» Goal 1
In the interview on Mies, reproduce the part from "I’m sure I read" to "and self-conscious silence.", substituting "glass towers" for "glass skyscrapers".
» Goal 2
Decide whether each statement agrees with the interview on Mies, answering yes or no and quoting the words from the interview that settle it: (a) Mies was influenced by Romano Guardini. (b) The person answering calls themselves a scholar of Mies. (c) In the 1950s most people in Britain identified with Mies.
» Goal 3
According to the interview on Mies, who wrote that Mies was always projecting himself and creating a persona for himself?

» Supplied passage
"""

What about Mies himself. In your book you make a lot of references to his writings.


S-OW
Yes there’s a lot of talk about Mies and I think he’s kind of oracular in a way. If you read this collection of texts Das kunstlose Wort: Gedanken zur Baukunst, it’s clear that he’s not a philosopher, I mean he’s influenced by Romano Guardini, a Thomist who nobody reads anymore. A great many modern artists read bad philosophy. But he had his own ideas for sure. I’m not a scholar of Mies and am really just picking up the interpretations of others. He might not have accepted this heavy philosophical reading, but he does talk about concepts like ‘almost nothing’, and he was definitely a minimalist artist.

PL

I’m sure I read somewhere that Mies’ silence was due to the fact that he thought he didn’t need to talk about architecture.


S-OW
But he did. You know the Artless Word is a big book and he makes a lot of statements from the ‘20s onward. I think he was a very self-conscious architect. You know Beatriz Colomina wrote that he was always projecting himself and creating a persona for himself. In the ‘20s he was very conscientious about being part of the right avant-garde groups. He made all these theoretical projects in the ‘20s, the glass skyscrapers, which he surrounded by text and oracular statements so in a sense it’s not unlike Corbusier in that he combines statements, texts and words in a certain way. So if there is a silence in Mies it is a very calculated and self-conscious silence.

PL

Still sticking with Mies, I know you’re not a scholar of Mies and you’re not a social historian either, but I’m very interested in that period in the US, the period when a lot of European scholars had lost interest in him, when he’s not part of the European avant-garde, he’s doing something else. Architects like Alison and Peter Smithson looked to Mies in the post war period and he offers something. He appears to be striving to give expression to something that’s important in the post war period. The Smithsons relate to that; do you have any sort of insights into what that sentiment or impulse is?


S-OW
I’m sorry, I didn’t quite get the point?

PL

In the 1950s architects in Britain that identify with Mies, like Alison and Peter Smithson are unusual. Most people in Britain would identify with Le Corbusier or they might identify with what happened in Europe or Scandinavia in the 1930s. But the Smithson’s identified with Mies because he expresses something about the peculiarities of the post war period, as if, at that moment, you have an option, you can go one way or another. There’s something of a particular quality about his attitude, not his philosophy but his attitude.

"""

» Entries shown
"""

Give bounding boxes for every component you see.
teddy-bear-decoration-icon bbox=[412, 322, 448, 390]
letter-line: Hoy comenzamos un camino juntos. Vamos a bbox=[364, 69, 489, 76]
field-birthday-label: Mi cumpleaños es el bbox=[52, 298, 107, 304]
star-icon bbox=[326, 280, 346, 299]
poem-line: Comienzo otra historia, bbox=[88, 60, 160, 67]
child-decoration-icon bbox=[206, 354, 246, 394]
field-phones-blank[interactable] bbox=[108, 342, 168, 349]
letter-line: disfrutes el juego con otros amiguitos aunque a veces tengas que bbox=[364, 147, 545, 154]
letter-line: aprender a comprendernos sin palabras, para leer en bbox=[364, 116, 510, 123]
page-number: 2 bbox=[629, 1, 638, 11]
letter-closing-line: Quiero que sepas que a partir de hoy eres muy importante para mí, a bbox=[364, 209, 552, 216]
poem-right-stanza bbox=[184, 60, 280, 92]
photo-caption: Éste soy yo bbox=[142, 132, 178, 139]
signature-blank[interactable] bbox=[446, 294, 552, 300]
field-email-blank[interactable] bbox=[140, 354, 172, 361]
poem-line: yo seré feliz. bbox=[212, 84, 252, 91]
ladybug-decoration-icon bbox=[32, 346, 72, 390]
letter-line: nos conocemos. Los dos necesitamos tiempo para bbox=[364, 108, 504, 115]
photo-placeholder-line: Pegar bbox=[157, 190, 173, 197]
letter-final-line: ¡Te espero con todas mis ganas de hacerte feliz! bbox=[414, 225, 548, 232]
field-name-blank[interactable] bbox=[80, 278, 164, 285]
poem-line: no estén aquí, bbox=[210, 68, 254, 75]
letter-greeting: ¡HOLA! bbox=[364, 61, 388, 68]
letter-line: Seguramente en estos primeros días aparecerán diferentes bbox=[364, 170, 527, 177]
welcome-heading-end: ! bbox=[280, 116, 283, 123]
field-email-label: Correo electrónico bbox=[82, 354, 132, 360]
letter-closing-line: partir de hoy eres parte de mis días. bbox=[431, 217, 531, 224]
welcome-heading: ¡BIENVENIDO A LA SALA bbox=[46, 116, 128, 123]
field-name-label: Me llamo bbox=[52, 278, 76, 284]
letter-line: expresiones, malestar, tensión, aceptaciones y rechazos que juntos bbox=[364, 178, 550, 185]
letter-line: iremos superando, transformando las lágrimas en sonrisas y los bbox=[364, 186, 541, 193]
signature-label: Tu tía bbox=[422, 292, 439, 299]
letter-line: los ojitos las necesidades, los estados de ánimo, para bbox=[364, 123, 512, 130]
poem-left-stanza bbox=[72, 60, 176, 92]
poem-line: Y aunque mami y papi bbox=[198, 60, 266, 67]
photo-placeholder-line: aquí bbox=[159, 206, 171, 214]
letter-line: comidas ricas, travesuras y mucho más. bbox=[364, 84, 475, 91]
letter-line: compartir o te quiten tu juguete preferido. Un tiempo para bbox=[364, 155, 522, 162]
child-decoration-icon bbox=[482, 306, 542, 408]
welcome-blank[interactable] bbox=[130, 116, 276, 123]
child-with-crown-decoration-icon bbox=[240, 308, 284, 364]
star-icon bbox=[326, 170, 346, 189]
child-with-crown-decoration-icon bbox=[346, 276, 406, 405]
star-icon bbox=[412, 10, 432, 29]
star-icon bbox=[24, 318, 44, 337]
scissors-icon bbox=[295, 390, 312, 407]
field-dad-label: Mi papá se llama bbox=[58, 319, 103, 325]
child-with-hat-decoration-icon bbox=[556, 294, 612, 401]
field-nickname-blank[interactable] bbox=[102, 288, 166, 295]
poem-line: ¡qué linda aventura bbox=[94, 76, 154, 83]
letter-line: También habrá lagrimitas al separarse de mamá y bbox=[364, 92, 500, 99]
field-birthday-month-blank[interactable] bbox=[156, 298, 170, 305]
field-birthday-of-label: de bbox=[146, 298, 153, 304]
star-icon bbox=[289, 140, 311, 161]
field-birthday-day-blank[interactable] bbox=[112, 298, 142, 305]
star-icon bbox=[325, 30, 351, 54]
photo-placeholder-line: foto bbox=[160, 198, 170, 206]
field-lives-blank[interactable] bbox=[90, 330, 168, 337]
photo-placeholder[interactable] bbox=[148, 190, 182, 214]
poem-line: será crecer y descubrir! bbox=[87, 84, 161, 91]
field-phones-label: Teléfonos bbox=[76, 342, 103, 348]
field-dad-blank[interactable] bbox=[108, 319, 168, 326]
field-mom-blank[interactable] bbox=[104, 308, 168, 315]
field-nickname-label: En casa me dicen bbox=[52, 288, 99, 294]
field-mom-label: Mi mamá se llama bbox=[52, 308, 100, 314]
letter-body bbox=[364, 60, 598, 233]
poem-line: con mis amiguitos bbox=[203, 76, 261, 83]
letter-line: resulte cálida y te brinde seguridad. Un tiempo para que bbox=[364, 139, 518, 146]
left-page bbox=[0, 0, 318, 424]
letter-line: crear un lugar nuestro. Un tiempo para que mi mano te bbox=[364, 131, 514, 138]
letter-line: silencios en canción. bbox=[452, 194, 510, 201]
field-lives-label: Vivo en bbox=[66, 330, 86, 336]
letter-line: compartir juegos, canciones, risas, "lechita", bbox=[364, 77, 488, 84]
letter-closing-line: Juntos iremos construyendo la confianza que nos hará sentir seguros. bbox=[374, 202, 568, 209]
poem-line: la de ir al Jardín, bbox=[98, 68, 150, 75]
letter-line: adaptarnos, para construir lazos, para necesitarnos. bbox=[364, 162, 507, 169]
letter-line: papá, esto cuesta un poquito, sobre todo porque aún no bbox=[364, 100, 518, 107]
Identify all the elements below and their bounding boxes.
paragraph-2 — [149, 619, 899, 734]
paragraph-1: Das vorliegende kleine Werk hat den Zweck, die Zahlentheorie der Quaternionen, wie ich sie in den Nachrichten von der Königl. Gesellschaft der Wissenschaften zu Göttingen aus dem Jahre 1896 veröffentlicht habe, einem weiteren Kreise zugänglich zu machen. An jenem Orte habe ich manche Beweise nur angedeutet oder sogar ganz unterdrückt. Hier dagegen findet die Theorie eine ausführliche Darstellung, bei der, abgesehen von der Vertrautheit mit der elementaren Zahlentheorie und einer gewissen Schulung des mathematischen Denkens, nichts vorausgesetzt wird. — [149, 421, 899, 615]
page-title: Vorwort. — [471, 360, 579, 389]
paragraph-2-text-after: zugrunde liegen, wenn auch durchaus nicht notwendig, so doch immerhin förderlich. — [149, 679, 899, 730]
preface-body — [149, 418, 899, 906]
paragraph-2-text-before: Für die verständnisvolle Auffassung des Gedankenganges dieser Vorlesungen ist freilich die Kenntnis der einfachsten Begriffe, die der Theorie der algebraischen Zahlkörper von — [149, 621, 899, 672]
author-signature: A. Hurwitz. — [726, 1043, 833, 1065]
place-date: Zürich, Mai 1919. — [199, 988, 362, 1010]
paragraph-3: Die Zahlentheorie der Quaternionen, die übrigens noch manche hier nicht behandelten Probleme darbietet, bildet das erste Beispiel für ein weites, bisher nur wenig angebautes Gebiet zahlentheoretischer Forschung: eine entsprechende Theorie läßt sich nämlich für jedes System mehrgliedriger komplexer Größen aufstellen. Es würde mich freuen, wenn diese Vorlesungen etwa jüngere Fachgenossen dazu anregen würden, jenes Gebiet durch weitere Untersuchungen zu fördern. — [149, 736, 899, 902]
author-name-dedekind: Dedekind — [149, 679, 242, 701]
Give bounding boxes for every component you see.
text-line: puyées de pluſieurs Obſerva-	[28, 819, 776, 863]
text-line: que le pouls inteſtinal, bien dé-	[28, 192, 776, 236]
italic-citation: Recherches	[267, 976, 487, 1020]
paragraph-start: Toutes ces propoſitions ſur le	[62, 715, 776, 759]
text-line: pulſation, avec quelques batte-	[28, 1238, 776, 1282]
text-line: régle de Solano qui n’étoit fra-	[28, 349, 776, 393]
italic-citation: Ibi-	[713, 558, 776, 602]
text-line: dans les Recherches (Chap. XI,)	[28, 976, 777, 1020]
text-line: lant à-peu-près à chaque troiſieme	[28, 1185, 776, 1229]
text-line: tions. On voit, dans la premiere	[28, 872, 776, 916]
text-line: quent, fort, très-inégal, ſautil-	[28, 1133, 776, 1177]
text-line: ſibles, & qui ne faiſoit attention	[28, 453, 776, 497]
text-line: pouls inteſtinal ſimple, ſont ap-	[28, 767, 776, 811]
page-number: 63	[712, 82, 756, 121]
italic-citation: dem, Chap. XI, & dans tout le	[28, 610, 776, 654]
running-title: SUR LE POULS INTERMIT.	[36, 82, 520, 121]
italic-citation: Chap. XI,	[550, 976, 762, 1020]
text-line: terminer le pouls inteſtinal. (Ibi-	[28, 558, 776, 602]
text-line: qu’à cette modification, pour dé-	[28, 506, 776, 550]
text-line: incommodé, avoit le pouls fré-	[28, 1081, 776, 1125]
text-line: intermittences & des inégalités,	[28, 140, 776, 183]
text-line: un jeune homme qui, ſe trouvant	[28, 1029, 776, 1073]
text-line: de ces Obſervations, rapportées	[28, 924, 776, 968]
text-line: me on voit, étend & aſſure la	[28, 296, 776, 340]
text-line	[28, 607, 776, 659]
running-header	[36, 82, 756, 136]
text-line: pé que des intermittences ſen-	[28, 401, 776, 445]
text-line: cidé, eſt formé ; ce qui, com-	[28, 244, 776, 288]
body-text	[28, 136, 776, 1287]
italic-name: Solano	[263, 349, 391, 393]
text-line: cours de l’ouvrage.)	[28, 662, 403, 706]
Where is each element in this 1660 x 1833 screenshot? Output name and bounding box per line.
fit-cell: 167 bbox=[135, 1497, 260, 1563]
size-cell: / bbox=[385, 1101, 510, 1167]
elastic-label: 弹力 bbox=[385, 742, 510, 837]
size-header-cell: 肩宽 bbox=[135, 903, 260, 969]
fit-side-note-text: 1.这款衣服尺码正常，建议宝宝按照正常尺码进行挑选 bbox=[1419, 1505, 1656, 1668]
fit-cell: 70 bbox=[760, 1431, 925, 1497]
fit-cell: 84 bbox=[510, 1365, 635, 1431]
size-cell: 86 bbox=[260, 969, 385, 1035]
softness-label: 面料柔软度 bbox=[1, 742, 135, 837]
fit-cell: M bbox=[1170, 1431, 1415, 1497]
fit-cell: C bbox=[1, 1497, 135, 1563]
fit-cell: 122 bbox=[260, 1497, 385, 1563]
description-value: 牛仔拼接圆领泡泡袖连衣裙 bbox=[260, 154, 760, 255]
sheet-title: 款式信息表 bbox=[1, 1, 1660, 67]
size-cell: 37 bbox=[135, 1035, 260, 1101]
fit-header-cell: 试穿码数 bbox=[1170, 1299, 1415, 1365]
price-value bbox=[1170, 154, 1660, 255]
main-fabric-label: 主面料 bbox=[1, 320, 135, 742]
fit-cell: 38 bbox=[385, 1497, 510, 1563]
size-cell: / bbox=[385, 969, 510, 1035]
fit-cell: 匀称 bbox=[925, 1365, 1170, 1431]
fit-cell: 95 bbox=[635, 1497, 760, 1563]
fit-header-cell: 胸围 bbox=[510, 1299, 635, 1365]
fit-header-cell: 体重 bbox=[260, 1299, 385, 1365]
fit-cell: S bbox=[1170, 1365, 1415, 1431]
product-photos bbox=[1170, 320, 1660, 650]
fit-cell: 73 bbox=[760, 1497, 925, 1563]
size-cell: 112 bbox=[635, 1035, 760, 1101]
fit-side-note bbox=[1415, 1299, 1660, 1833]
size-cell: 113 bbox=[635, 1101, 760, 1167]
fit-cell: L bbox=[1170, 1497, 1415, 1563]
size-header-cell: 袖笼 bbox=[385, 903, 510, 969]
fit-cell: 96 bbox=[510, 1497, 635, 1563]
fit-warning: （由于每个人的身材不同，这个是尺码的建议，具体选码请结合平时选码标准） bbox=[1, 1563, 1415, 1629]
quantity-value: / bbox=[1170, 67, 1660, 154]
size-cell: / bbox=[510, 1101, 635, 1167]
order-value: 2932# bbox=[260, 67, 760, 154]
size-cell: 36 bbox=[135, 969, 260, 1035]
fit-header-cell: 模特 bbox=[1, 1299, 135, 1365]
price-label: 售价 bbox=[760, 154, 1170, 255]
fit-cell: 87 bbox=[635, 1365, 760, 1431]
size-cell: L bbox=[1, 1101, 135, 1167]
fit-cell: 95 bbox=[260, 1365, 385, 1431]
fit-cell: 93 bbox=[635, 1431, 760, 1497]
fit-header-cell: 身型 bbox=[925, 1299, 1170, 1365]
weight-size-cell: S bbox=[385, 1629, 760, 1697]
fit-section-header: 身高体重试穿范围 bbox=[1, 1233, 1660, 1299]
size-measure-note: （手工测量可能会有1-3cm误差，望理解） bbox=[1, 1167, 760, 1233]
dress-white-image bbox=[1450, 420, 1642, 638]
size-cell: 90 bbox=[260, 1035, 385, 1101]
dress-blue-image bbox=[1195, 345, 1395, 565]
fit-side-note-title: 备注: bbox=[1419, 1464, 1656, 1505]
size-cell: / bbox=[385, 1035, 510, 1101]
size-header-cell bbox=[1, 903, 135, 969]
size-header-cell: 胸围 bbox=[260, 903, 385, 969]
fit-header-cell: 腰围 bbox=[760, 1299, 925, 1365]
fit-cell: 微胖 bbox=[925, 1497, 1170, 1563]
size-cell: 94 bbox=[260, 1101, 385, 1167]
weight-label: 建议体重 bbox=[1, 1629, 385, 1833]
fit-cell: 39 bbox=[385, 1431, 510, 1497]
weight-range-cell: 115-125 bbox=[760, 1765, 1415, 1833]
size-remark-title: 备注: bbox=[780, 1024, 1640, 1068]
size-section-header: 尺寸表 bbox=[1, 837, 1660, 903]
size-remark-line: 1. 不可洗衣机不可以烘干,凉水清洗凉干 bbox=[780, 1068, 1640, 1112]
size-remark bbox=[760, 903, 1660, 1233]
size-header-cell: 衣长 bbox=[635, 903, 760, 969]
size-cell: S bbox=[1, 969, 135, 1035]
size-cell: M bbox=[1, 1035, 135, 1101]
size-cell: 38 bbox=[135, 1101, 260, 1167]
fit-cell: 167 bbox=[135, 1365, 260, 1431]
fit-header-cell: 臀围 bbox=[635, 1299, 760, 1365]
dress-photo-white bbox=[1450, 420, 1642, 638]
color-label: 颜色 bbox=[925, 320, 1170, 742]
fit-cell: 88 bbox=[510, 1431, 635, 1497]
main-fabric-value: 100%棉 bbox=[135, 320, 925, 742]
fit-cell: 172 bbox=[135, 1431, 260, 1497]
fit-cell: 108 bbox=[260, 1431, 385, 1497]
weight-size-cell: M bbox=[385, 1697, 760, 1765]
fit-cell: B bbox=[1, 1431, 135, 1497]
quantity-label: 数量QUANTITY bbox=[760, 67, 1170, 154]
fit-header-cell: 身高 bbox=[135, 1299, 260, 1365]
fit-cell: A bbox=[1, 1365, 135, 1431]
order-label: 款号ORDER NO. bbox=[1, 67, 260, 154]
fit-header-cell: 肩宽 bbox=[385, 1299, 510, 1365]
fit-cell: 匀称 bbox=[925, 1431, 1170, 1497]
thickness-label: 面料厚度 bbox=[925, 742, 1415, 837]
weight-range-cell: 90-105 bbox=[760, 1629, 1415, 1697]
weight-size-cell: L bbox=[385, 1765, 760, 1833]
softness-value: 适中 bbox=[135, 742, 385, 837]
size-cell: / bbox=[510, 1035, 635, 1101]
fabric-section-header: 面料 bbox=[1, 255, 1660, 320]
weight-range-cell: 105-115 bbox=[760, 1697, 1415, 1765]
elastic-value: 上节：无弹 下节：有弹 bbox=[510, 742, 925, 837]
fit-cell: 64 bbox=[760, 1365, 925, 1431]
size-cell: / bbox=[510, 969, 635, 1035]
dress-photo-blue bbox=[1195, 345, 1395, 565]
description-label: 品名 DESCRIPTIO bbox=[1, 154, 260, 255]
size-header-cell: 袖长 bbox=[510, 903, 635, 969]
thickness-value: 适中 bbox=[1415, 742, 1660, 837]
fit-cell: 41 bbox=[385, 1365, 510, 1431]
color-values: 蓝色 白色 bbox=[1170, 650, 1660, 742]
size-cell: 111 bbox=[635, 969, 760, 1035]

"""

» Solution 1
I’m sure I read somewhere that Mies’ silence was due to the fact that he thought he didn’t need to talk about architecture.


S-OW
But he did. You know the Artless Word is a big book and he makes a lot of statements from the ‘20s onward. I think he was a very self-conscious architect. You know Beatriz Colomina wrote that he was always projecting himself and creating a persona for himself. In the ‘20s he was very conscientious about being part of the right avant-garde groups. He made all these theoretical projects in the ‘20s, the glass towers, which he surrounded by text and oracular statements so in a sense it’s not unlike Corbusier in that he combines statements, texts and words in a certain way. So if there is a silence in Mies it is a very calculated and self-conscious silence.

» Solution 2
(a) Yes: "he’s influenced by Romano Guardini, a Thomist who nobody reads anymore"
(b) No: "I’m not a scholar of Mies"
(c) No: "Most people in Britain would identify with Le Corbusier"

» Solution 3
Beatriz Colomina